EXERCISE INPUTS.
..............................

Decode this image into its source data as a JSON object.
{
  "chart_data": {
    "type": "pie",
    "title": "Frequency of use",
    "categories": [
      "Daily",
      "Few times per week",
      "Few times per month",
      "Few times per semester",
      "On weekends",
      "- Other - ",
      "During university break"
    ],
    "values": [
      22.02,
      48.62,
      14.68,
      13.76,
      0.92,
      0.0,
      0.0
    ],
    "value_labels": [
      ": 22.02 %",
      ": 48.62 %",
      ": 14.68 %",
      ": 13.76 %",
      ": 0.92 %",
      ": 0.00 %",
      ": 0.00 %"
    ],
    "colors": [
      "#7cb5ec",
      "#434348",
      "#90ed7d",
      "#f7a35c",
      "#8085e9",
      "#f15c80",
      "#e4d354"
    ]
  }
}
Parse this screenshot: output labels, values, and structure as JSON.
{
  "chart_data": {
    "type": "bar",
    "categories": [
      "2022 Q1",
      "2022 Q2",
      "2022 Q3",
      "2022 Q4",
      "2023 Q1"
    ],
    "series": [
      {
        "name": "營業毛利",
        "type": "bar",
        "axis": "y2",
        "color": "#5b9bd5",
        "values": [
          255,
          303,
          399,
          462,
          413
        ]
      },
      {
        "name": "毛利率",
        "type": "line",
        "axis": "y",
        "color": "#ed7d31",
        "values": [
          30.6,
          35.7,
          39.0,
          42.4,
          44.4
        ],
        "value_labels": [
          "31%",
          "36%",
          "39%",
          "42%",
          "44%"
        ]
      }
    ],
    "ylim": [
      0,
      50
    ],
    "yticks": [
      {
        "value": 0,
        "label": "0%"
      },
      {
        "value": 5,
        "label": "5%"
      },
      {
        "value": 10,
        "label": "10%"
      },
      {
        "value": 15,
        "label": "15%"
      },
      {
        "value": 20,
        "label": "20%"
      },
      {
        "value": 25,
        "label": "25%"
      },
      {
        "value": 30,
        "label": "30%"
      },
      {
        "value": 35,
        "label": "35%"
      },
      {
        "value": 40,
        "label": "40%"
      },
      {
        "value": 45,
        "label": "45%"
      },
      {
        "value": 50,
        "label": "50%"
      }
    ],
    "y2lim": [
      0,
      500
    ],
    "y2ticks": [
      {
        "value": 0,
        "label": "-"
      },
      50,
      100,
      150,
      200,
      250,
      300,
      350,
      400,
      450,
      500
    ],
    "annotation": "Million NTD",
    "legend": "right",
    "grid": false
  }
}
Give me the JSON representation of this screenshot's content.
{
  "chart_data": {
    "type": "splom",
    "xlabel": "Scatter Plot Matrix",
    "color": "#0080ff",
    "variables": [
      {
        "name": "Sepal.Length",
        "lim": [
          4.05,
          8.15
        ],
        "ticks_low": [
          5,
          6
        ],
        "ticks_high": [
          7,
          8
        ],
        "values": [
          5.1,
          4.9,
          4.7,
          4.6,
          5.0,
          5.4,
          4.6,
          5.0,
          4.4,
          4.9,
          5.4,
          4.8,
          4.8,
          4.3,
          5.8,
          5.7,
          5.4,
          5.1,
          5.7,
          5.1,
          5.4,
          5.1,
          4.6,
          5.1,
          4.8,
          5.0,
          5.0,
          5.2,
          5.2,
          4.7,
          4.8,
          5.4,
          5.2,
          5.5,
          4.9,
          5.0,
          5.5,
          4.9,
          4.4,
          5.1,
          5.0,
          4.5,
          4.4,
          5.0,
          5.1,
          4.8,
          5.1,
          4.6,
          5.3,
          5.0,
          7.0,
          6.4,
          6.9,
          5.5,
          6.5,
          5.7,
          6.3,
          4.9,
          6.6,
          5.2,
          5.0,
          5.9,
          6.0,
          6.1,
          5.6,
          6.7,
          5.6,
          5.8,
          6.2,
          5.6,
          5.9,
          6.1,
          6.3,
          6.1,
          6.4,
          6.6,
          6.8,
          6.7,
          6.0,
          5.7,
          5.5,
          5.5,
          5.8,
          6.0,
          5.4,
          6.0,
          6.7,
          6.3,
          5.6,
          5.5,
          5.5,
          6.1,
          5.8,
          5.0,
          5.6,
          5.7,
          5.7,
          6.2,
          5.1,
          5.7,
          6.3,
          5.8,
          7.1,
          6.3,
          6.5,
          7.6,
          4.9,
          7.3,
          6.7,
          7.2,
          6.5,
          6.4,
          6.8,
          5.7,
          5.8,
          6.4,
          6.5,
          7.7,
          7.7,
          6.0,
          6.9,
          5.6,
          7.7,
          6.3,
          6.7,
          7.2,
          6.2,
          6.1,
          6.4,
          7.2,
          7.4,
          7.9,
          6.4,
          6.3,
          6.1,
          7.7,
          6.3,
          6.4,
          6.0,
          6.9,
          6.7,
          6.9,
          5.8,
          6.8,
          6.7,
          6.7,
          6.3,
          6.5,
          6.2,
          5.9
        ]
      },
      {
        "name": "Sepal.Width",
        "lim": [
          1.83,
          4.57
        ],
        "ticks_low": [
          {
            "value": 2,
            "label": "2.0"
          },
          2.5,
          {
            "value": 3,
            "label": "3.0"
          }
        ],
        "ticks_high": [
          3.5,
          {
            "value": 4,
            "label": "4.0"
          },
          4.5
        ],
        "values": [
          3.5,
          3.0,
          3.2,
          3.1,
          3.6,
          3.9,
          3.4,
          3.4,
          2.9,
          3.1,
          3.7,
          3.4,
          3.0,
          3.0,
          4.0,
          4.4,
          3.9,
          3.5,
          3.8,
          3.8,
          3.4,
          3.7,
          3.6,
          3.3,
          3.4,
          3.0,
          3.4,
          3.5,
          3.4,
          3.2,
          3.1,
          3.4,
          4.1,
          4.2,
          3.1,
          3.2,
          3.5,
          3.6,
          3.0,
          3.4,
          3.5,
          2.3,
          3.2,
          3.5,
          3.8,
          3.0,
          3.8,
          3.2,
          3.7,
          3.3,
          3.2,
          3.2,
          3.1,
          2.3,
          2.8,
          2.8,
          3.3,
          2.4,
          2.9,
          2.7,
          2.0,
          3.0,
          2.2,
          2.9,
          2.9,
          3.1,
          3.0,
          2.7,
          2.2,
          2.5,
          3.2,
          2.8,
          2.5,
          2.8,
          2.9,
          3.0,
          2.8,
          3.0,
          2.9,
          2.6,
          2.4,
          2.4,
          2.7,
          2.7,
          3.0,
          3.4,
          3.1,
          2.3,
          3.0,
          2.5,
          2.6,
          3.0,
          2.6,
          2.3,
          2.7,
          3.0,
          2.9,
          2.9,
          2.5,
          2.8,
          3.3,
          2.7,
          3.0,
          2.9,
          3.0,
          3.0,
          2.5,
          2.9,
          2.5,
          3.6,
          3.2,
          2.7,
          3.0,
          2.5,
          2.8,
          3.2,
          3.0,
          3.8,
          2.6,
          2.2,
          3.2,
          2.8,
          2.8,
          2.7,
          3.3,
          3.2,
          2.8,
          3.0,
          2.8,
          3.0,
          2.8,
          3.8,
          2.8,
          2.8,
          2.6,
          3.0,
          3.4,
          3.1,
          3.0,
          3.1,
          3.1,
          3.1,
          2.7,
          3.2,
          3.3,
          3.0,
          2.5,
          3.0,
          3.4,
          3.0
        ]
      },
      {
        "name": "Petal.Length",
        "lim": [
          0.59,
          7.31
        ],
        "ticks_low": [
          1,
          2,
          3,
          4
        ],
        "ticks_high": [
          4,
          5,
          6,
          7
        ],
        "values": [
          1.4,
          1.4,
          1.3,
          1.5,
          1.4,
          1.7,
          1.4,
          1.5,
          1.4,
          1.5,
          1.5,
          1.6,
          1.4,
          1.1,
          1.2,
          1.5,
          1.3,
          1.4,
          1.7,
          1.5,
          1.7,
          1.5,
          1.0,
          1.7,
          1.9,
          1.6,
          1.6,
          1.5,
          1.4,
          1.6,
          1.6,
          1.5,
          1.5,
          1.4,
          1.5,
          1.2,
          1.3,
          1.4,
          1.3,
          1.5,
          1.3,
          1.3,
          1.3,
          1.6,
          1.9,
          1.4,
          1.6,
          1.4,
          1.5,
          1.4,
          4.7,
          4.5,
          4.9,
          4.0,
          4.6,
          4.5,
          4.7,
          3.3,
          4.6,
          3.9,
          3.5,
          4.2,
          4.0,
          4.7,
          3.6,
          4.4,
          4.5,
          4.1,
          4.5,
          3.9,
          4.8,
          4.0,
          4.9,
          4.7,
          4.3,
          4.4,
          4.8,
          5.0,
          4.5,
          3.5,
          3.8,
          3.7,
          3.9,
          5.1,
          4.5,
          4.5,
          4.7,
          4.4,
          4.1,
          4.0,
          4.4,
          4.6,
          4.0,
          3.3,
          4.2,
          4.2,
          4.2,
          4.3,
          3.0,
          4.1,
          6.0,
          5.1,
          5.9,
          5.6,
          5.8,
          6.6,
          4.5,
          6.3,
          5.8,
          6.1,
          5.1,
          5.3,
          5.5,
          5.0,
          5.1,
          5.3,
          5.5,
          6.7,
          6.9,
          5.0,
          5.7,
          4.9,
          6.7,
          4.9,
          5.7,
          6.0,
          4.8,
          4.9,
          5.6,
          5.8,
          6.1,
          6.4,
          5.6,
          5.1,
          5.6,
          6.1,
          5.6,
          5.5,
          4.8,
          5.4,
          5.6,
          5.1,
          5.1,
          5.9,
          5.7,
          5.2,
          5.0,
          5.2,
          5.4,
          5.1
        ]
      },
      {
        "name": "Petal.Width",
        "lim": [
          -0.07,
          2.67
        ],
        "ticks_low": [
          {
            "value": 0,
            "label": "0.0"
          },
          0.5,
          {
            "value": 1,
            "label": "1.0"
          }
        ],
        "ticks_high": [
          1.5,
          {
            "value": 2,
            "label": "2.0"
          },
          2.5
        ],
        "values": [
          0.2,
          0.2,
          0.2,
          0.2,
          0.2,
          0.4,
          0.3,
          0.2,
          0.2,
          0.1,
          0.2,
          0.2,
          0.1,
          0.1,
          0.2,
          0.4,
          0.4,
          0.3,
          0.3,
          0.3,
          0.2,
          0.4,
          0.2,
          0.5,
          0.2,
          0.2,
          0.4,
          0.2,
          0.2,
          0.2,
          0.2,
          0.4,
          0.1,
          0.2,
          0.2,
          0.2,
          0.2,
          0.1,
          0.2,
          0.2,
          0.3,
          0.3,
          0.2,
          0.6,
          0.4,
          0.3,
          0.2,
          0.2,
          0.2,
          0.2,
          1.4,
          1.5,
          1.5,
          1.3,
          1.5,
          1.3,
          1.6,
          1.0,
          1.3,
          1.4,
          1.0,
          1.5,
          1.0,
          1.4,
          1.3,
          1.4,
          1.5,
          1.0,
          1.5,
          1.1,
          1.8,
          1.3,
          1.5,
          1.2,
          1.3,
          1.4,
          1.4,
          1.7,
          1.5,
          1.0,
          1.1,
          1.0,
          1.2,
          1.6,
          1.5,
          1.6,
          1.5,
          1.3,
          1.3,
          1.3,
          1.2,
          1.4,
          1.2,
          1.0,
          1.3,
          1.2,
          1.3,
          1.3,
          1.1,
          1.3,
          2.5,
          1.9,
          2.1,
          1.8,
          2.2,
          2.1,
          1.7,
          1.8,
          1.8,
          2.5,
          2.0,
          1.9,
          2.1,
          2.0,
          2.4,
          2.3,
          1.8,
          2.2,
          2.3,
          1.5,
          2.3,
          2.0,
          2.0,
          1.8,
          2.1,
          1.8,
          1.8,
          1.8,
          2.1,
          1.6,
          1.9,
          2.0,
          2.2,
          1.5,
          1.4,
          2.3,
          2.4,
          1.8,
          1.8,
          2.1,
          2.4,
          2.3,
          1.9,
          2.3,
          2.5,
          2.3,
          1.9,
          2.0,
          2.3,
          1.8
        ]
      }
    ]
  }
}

..............................

WRITTEN REQUEST.
Using the listing above, show every line that includes the string "this".

WRITTEN ANSWER.
Decode this image into its source data as a JSON object.
Parse this screenshot: output labels, values, and structure as JSON.
Give me the JSON representation of this screenshot's content.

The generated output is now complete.